> _What is asked_
Review the material line by line. Identify and copy every line that contains the string "numeracy".

> _Data supplied_

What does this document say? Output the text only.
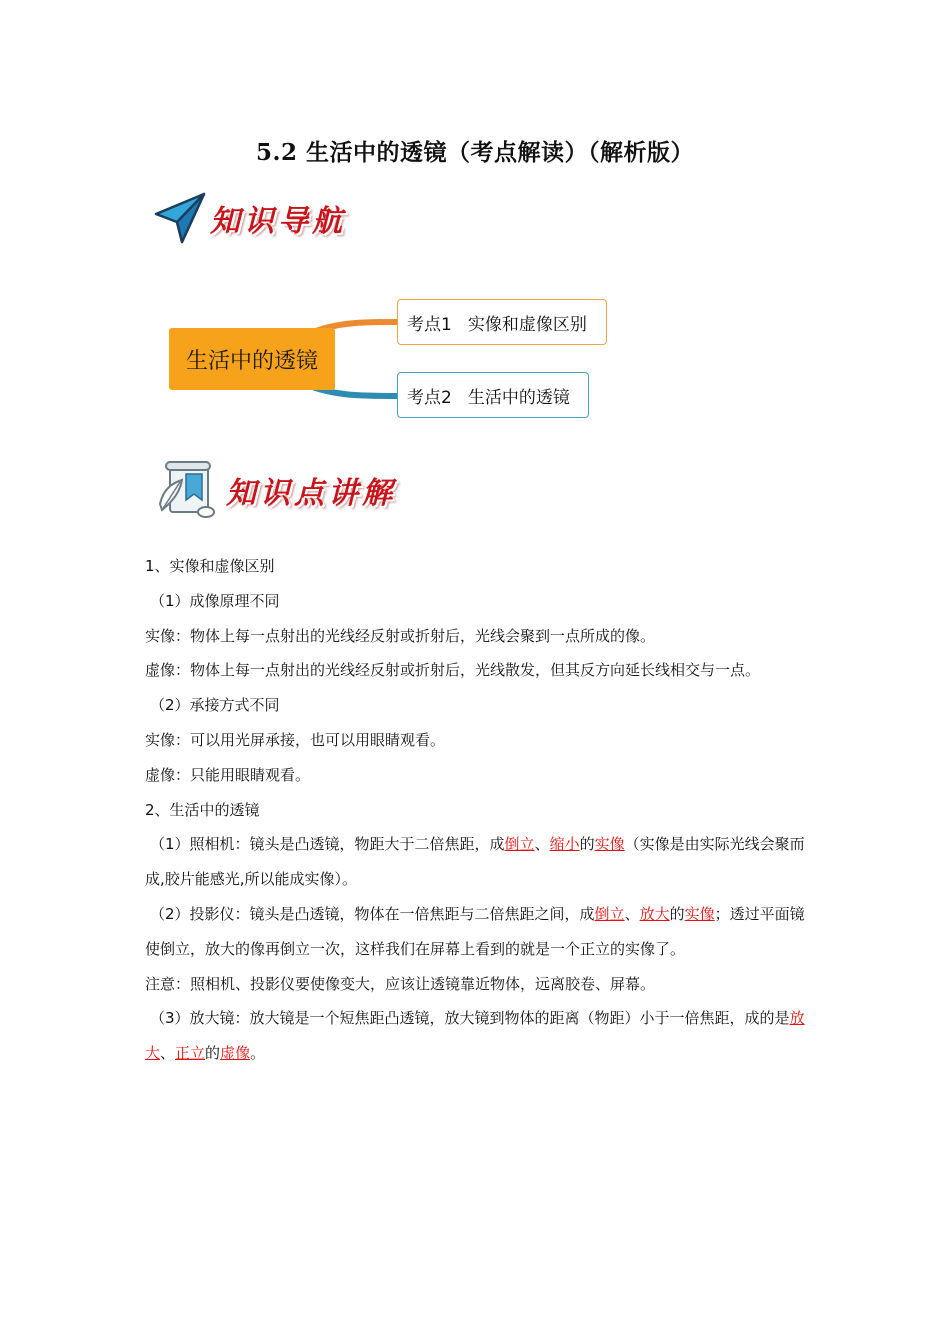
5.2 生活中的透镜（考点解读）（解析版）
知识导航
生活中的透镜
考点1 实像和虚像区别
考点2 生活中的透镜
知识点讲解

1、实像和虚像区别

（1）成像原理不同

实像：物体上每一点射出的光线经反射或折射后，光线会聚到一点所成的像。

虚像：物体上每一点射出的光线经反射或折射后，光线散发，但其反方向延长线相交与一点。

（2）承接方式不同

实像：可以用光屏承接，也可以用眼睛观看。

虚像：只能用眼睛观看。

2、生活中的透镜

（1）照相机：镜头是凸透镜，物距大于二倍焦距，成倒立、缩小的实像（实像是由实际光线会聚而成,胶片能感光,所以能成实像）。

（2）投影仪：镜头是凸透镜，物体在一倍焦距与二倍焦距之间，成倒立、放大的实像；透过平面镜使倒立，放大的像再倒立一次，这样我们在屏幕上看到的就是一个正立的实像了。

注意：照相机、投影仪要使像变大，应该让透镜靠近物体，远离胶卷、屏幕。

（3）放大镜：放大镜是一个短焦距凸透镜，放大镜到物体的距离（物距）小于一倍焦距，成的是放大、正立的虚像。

==

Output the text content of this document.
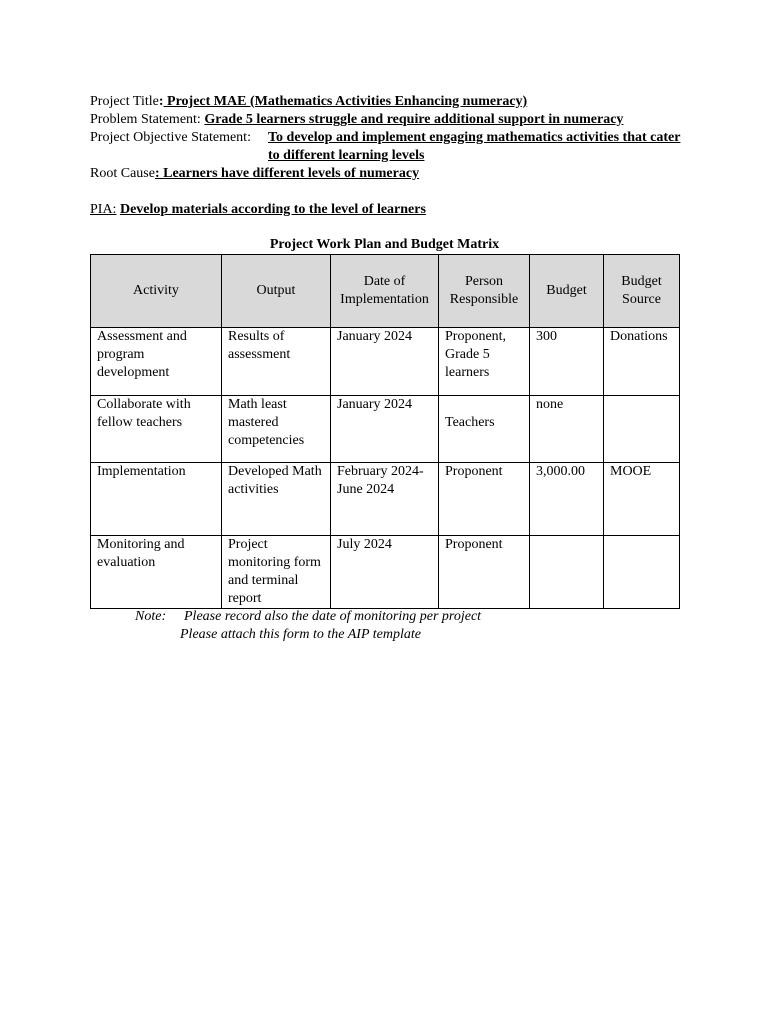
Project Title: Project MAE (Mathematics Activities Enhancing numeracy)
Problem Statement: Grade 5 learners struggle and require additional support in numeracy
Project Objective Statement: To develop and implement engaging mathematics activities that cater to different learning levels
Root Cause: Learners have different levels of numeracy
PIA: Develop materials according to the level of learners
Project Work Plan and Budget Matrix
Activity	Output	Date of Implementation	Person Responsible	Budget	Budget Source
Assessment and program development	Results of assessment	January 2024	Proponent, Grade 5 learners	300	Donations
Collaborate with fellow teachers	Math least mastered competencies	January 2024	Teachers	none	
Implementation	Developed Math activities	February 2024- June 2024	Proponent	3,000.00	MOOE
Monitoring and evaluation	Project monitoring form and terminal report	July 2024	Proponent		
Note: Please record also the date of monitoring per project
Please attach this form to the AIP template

> _Finished task_
Project Title: Project MAE (Mathematics Activities Enhancing numeracy)
Problem Statement: Grade 5 learners struggle and require additional support in numeracy
Root Cause: Learners have different levels of numeracy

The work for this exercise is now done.